Copy every line that mentions the word "JSON".

__________

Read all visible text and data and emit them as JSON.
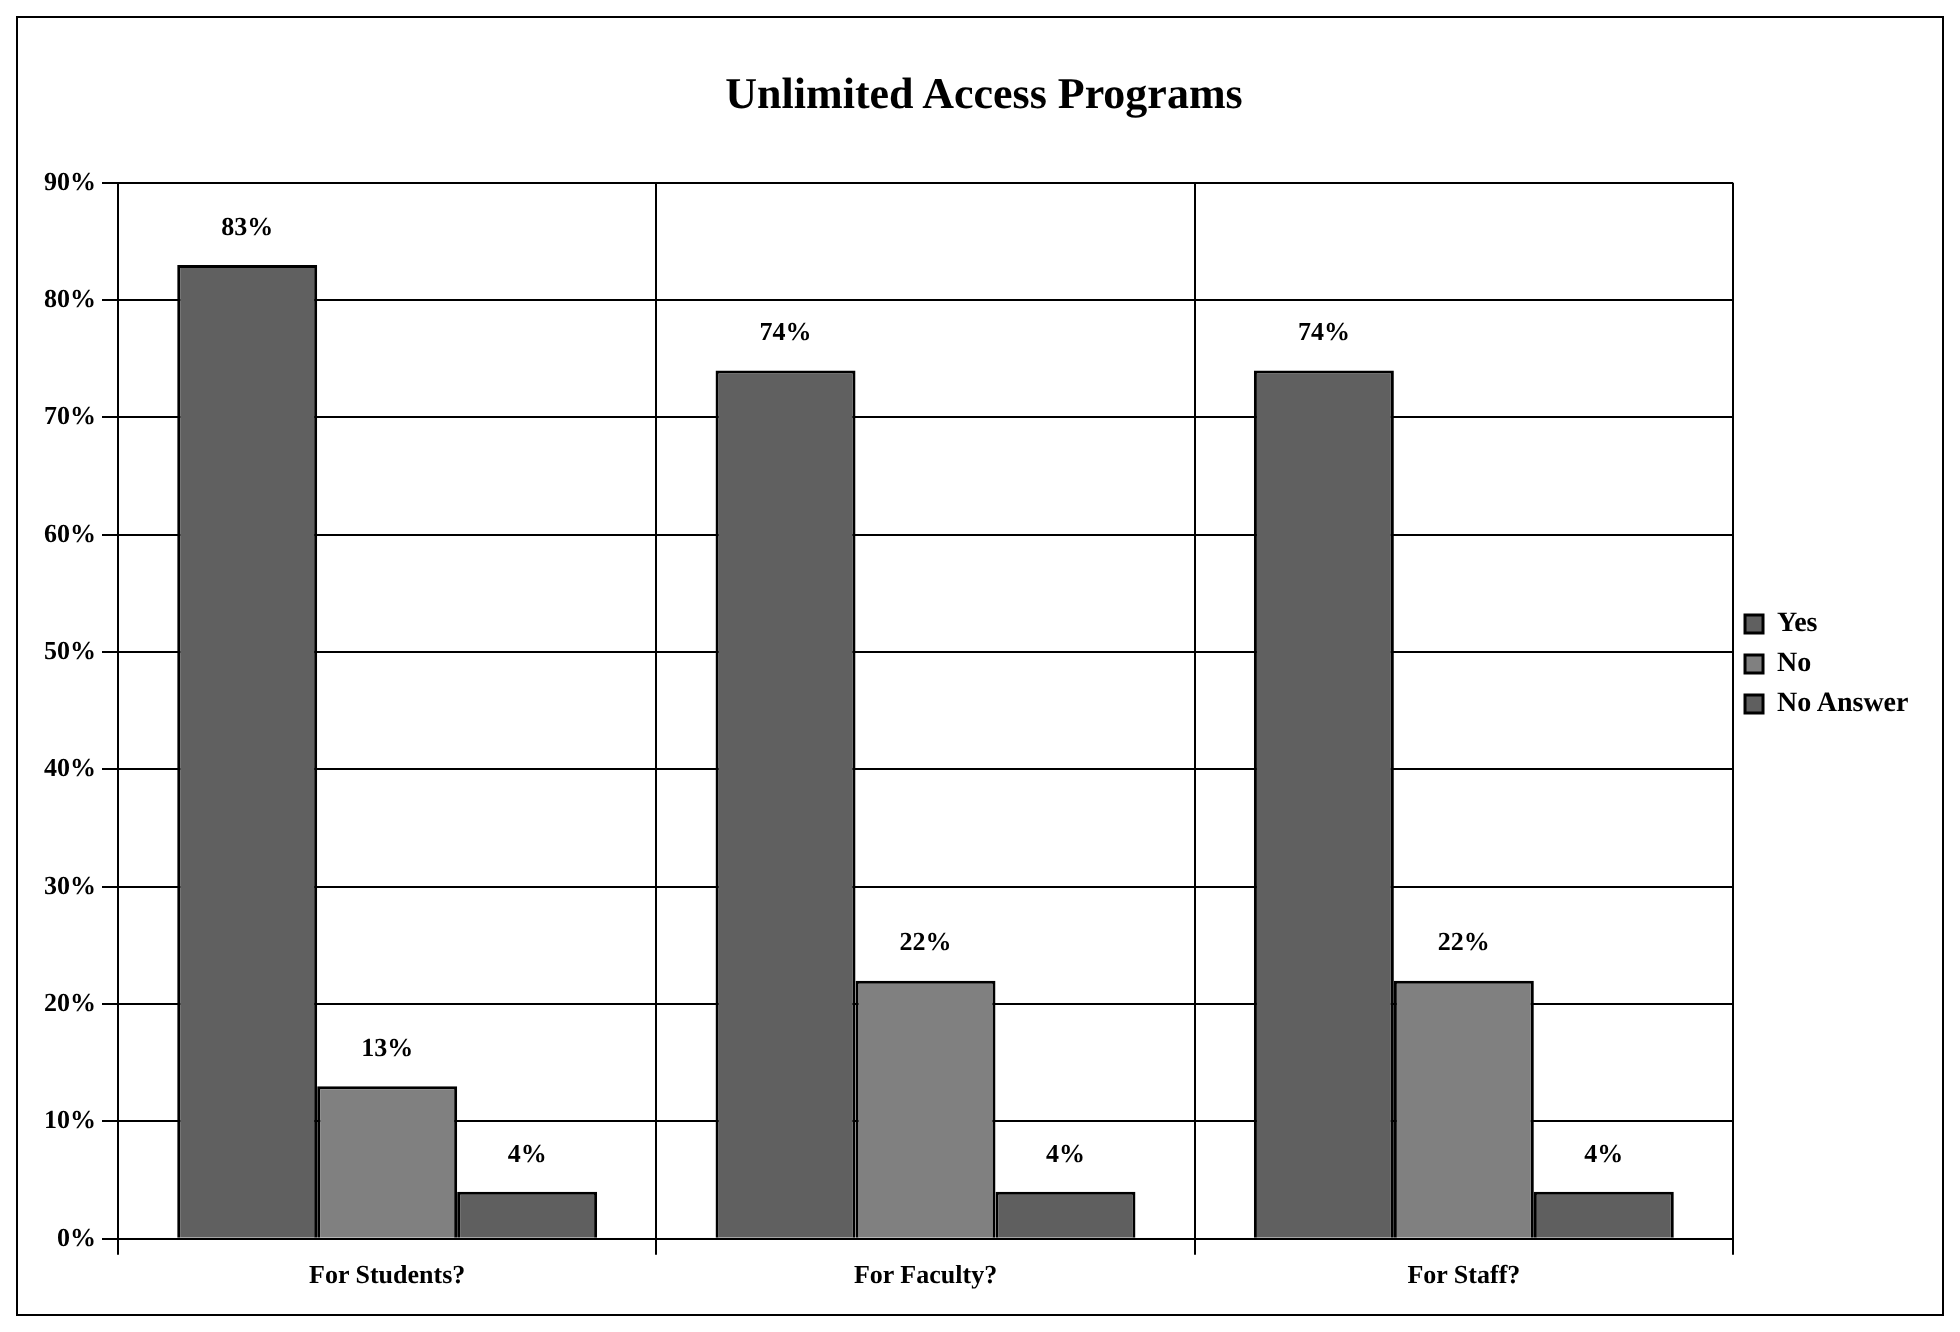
{
  "chart_data": {
    "type": "bar",
    "title": "Unlimited Access Programs",
    "categories": [
      "For Students?",
      "For Faculty?",
      "For Staff?"
    ],
    "series": [
      {
        "name": "Yes",
        "color": "#606060",
        "values": [
          83,
          74,
          74
        ],
        "value_labels": [
          "83%",
          "74%",
          "74%"
        ]
      },
      {
        "name": "No",
        "color": "#808080",
        "values": [
          13,
          22,
          22
        ],
        "value_labels": [
          "13%",
          "22%",
          "22%"
        ]
      },
      {
        "name": "No Answer",
        "color": "#5f5f5f",
        "values": [
          4,
          4,
          4
        ],
        "value_labels": [
          "4%",
          "4%",
          "4%"
        ]
      }
    ],
    "ylim": [
      0,
      90
    ],
    "yticks": [
      {
        "value": 0,
        "label": "0%"
      },
      {
        "value": 10,
        "label": "10%"
      },
      {
        "value": 20,
        "label": "20%"
      },
      {
        "value": 30,
        "label": "30%"
      },
      {
        "value": 40,
        "label": "40%"
      },
      {
        "value": 50,
        "label": "50%"
      },
      {
        "value": 60,
        "label": "60%"
      },
      {
        "value": 70,
        "label": "70%"
      },
      {
        "value": 80,
        "label": "80%"
      },
      {
        "value": 90,
        "label": "90%"
      }
    ],
    "grid": true,
    "legend": "right"
  }
}
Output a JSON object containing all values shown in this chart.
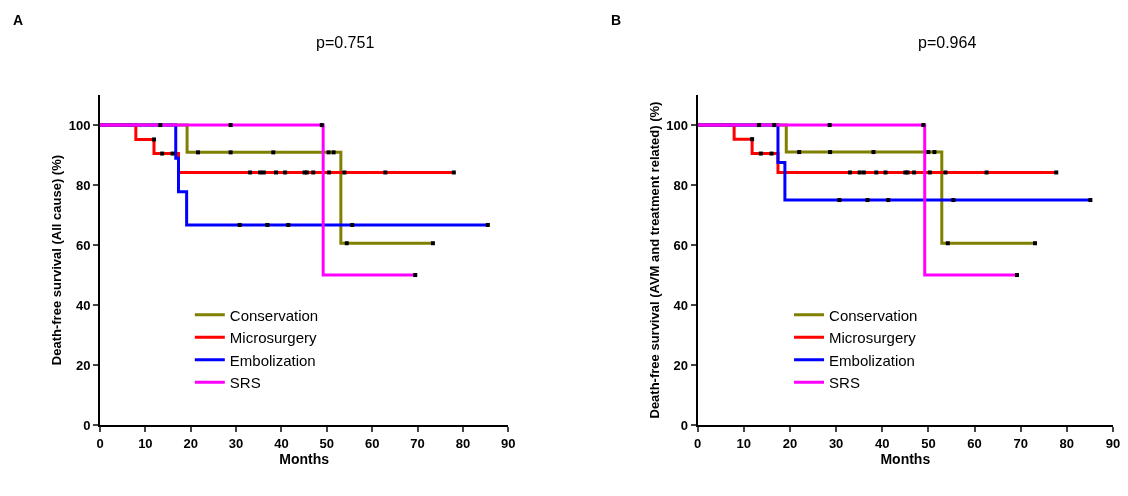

__________

§ **Exercise output**
Read all visible text and data and emit them as JSON.
Output a JSON object containing all values shown in this chart.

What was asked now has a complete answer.